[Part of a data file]
[start]

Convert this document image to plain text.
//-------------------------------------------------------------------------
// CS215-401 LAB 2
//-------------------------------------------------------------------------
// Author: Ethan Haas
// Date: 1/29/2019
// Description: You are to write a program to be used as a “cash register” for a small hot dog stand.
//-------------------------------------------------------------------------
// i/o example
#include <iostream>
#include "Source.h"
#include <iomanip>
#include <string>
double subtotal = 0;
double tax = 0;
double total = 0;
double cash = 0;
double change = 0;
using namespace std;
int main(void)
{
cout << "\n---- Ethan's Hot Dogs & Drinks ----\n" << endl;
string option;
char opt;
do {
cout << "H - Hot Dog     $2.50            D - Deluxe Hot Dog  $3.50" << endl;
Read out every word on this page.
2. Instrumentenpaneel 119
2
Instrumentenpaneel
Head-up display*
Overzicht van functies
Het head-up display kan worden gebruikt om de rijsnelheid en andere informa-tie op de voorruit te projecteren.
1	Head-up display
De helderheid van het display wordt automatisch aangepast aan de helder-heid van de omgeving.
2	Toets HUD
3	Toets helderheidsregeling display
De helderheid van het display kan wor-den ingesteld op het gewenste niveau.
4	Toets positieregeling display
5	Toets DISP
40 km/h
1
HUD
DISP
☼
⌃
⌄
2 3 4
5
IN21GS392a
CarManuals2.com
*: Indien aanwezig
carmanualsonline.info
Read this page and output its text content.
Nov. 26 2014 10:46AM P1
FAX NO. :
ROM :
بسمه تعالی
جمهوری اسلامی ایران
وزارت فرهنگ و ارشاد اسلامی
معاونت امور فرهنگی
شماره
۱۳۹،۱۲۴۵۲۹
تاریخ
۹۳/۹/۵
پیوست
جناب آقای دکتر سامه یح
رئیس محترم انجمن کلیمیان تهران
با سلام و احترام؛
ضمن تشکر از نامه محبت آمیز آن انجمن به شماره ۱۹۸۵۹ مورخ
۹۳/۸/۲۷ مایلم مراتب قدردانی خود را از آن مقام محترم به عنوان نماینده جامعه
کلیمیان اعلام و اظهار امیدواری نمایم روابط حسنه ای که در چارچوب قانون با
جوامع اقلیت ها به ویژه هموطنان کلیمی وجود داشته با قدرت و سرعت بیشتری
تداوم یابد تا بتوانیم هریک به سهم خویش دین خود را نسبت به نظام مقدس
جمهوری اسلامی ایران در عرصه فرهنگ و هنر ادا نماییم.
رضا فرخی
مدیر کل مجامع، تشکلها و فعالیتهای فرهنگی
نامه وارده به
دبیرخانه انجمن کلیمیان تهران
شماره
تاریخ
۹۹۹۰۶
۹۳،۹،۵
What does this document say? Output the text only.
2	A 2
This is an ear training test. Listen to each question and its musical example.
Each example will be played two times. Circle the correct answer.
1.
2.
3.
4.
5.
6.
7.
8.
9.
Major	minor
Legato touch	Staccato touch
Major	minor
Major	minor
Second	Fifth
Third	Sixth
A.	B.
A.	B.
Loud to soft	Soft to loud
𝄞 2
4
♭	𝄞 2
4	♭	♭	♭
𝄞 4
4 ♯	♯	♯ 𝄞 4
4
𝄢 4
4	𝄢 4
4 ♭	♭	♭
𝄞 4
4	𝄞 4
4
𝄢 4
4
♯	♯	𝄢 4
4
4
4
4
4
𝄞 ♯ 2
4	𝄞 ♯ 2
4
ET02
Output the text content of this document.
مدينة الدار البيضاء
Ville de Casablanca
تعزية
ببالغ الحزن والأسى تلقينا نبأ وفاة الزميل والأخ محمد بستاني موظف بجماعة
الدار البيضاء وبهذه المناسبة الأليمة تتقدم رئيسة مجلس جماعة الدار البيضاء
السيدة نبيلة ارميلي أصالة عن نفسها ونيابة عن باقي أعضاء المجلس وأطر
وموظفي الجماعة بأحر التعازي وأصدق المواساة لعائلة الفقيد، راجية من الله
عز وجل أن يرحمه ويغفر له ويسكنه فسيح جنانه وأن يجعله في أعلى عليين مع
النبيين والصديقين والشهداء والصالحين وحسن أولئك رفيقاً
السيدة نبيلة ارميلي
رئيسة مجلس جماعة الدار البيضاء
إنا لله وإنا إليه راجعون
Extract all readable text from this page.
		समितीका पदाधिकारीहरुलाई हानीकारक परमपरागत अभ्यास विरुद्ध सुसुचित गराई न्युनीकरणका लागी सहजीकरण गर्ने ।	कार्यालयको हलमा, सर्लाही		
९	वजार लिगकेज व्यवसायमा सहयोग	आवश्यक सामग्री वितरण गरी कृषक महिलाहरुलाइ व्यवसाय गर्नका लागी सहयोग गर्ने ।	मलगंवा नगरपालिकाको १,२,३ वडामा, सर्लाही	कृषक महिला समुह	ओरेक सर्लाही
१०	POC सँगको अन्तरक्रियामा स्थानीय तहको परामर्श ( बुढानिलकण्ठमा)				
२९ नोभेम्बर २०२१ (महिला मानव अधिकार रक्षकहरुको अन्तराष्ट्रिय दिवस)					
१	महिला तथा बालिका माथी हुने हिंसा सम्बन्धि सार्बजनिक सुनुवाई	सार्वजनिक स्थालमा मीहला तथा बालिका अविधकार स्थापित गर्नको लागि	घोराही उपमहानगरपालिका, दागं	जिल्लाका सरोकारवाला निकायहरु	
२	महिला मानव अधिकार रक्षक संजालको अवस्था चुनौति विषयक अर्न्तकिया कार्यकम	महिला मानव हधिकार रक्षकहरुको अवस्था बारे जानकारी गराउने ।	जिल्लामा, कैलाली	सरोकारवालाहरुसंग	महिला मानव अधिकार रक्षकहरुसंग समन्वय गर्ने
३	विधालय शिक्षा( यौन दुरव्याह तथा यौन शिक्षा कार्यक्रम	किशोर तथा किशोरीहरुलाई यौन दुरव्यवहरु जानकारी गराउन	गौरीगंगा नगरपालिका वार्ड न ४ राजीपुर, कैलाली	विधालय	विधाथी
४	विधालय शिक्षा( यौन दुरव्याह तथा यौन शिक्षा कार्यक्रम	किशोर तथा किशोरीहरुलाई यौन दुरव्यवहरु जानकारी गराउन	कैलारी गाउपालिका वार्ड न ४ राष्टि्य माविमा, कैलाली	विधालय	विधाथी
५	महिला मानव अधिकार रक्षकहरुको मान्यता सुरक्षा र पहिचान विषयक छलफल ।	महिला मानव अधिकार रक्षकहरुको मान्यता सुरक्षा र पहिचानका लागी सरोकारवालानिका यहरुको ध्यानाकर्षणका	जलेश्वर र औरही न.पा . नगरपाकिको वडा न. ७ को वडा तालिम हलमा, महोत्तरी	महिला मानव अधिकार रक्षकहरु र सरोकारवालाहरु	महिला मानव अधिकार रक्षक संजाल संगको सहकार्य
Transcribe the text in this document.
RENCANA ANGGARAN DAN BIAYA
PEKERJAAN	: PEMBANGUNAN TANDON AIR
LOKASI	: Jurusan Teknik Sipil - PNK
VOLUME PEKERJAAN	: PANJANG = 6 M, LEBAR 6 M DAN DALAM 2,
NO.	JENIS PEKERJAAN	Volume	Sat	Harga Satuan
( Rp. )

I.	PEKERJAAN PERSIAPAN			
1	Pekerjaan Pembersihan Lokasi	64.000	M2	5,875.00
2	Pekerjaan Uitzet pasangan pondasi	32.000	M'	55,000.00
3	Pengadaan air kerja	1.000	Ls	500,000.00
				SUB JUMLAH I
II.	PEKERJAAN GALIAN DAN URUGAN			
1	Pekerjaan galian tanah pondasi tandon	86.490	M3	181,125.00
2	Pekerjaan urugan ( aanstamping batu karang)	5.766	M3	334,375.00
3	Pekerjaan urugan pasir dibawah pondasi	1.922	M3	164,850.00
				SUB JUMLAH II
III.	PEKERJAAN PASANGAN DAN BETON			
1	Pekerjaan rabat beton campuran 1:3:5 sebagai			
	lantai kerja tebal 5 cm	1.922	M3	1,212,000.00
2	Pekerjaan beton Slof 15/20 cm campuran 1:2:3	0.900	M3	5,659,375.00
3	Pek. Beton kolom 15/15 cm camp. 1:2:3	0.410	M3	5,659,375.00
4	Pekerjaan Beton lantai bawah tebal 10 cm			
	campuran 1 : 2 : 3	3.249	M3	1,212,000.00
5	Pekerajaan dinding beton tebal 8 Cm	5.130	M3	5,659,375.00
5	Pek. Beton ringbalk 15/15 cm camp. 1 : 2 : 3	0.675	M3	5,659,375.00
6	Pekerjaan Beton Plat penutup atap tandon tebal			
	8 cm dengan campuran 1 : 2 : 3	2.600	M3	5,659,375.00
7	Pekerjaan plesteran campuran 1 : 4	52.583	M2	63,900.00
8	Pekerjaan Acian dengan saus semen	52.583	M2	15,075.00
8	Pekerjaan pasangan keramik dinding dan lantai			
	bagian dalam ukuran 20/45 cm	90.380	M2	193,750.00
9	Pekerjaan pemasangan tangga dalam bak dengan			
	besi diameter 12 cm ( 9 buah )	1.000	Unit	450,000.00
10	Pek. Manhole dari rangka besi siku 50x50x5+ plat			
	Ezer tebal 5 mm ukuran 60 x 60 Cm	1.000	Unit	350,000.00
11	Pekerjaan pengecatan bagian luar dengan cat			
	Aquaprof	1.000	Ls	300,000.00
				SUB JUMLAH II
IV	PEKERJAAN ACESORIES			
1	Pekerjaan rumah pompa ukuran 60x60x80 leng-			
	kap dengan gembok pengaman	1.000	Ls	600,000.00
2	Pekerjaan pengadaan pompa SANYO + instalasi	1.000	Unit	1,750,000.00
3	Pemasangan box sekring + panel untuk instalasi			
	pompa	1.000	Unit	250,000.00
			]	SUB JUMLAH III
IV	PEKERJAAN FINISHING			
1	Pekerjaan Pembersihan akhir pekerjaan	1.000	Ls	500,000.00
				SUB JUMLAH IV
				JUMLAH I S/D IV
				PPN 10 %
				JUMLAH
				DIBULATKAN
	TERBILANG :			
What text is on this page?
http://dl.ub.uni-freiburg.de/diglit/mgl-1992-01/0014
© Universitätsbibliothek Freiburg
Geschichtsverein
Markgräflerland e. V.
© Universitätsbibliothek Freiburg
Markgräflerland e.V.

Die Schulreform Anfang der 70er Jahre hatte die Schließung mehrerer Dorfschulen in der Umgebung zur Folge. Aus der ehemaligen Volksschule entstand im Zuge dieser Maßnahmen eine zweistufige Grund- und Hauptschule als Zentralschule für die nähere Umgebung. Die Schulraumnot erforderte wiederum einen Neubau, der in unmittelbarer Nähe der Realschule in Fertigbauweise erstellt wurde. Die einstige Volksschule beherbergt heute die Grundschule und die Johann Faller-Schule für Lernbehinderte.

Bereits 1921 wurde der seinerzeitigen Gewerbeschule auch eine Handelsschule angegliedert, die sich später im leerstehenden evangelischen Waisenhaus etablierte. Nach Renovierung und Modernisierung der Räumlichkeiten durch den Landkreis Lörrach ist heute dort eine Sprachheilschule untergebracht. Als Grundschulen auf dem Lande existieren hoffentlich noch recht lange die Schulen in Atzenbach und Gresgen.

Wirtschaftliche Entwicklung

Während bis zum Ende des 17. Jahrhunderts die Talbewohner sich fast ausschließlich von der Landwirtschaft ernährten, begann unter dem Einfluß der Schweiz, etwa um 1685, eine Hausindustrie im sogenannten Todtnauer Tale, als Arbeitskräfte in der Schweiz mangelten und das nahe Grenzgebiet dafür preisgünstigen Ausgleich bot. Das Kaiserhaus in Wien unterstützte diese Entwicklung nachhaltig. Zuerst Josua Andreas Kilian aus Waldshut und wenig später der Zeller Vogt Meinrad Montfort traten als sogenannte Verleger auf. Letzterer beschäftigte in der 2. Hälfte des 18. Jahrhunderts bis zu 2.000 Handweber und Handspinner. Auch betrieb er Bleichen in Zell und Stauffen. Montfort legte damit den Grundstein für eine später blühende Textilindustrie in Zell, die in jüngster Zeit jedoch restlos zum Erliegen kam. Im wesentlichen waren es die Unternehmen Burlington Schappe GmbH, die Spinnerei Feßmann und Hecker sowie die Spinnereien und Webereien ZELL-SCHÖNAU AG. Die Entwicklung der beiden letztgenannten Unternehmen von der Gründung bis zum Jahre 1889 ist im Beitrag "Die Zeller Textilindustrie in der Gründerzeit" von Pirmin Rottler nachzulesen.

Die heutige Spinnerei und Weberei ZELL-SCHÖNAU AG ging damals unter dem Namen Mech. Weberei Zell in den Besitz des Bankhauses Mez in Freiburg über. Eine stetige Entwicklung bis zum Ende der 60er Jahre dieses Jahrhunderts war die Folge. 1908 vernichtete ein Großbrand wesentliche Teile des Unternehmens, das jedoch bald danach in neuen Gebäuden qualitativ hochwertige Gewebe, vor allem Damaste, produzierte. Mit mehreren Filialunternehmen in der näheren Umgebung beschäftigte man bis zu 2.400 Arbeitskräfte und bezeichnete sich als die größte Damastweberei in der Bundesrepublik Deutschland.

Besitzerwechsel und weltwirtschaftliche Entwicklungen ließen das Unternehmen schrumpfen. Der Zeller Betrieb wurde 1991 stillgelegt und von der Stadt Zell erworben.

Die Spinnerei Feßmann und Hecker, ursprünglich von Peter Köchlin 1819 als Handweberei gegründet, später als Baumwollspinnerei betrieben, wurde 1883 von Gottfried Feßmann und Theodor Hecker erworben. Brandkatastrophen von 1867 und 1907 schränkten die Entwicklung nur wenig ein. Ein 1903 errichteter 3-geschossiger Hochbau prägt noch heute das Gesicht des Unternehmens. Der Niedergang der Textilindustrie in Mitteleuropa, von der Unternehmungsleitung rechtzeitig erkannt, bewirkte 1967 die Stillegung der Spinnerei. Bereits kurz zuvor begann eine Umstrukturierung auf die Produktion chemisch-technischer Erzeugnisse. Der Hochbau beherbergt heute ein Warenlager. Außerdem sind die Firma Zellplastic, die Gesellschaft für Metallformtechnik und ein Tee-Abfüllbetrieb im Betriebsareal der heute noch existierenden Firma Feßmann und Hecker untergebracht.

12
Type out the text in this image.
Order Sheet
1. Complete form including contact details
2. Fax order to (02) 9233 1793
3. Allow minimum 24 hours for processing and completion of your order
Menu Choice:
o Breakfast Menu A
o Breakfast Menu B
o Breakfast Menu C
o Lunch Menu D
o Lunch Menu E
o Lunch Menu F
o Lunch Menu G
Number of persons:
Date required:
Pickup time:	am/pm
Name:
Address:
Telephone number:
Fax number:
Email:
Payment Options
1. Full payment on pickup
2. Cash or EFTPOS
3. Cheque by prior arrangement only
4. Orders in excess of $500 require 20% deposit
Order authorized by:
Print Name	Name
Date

[end]

■ **Instruction**
Report how many lines of the entries hold the word "ukuran". Nothing else is needed.

■ **Solution**
3